### Data for this task
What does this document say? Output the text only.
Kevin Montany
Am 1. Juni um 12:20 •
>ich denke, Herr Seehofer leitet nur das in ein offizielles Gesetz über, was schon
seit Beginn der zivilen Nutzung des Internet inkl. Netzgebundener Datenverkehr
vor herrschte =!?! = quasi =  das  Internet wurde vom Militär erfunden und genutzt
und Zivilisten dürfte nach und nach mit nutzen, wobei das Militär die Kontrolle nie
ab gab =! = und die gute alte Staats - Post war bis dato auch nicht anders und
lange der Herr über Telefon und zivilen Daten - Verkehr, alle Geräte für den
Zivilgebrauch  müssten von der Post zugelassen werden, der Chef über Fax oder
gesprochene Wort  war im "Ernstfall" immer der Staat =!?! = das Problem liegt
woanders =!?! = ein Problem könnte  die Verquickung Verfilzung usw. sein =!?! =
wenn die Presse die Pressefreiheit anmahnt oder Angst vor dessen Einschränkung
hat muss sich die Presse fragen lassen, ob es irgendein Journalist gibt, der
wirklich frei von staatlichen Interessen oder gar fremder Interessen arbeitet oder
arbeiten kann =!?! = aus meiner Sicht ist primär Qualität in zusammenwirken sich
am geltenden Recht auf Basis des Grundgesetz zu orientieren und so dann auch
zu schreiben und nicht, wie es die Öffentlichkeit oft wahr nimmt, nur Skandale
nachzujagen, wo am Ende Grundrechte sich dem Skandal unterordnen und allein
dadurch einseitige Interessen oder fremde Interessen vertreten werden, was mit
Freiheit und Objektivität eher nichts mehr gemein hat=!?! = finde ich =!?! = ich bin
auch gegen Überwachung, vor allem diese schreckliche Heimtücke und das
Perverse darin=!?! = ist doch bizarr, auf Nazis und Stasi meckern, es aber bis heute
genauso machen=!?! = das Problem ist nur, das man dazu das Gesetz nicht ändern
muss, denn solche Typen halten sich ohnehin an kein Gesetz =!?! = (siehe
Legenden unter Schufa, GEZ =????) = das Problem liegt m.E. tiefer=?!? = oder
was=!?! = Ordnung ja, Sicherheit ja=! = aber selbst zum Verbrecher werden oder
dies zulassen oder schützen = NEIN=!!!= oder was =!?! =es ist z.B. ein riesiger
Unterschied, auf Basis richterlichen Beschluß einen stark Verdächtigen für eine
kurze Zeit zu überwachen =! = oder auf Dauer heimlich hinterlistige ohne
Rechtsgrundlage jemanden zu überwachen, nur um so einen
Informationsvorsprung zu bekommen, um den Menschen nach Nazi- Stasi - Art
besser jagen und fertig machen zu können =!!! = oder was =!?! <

### What is expected
Extract the whole listing, character for character.

### Finished task
What does this document say? Output the text only.
Kevin Montany
Am 1. Juni um 12:20 •
>ich denke, Herr Seehofer leitet nur das in ein offizielles Gesetz über, was schon
seit Beginn der zivilen Nutzung des Internet inkl. Netzgebundener Datenverkehr
vor herrschte =!?! = quasi =  das  Internet wurde vom Militär erfunden und genutzt
und Zivilisten dürfte nach und nach mit nutzen, wobei das Militär die Kontrolle nie
ab gab =! = und die gute alte Staats - Post war bis dato auch nicht anders und
lange der Herr über Telefon und zivilen Daten - Verkehr, alle Geräte für den
Zivilgebrauch  müssten von der Post zugelassen werden, der Chef über Fax oder
gesprochene Wort  war im "Ernstfall" immer der Staat =!?! = das Problem liegt
woanders =!?! = ein Problem könnte  die Verquickung Verfilzung usw. sein =!?! =
wenn die Presse die Pressefreiheit anmahnt oder Angst vor dessen Einschränkung
hat muss sich die Presse fragen lassen, ob es irgendein Journalist gibt, der
wirklich frei von staatlichen Interessen oder gar fremder Interessen arbeitet oder
arbeiten kann =!?! = aus meiner Sicht ist primär Qualität in zusammenwirken sich
am geltenden Recht auf Basis des Grundgesetz zu orientieren und so dann auch
zu schreiben und nicht, wie es die Öffentlichkeit oft wahr nimmt, nur Skandale
nachzujagen, wo am Ende Grundrechte sich dem Skandal unterordnen und allein
dadurch einseitige Interessen oder fremde Interessen vertreten werden, was mit
Freiheit und Objektivität eher nichts mehr gemein hat=!?! = finde ich =!?! = ich bin
auch gegen Überwachung, vor allem diese schreckliche Heimtücke und das
Perverse darin=!?! = ist doch bizarr, auf Nazis und Stasi meckern, es aber bis heute
genauso machen=!?! = das Problem ist nur, das man dazu das Gesetz nicht ändern
muss, denn solche Typen halten sich ohnehin an kein Gesetz =!?! = (siehe
Legenden unter Schufa, GEZ =????) = das Problem liegt m.E. tiefer=?!? = oder
was=!?! = Ordnung ja, Sicherheit ja=! = aber selbst zum Verbrecher werden oder
dies zulassen oder schützen = NEIN=!!!= oder was =!?! =es ist z.B. ein riesiger
Unterschied, auf Basis richterlichen Beschluß einen stark Verdächtigen für eine
kurze Zeit zu überwachen =! = oder auf Dauer heimlich hinterlistige ohne
Rechtsgrundlage jemanden zu überwachen, nur um so einen
Informationsvorsprung zu bekommen, um den Menschen nach Nazi- Stasi - Art
besser jagen und fertig machen zu können =!!! = oder was =!?! <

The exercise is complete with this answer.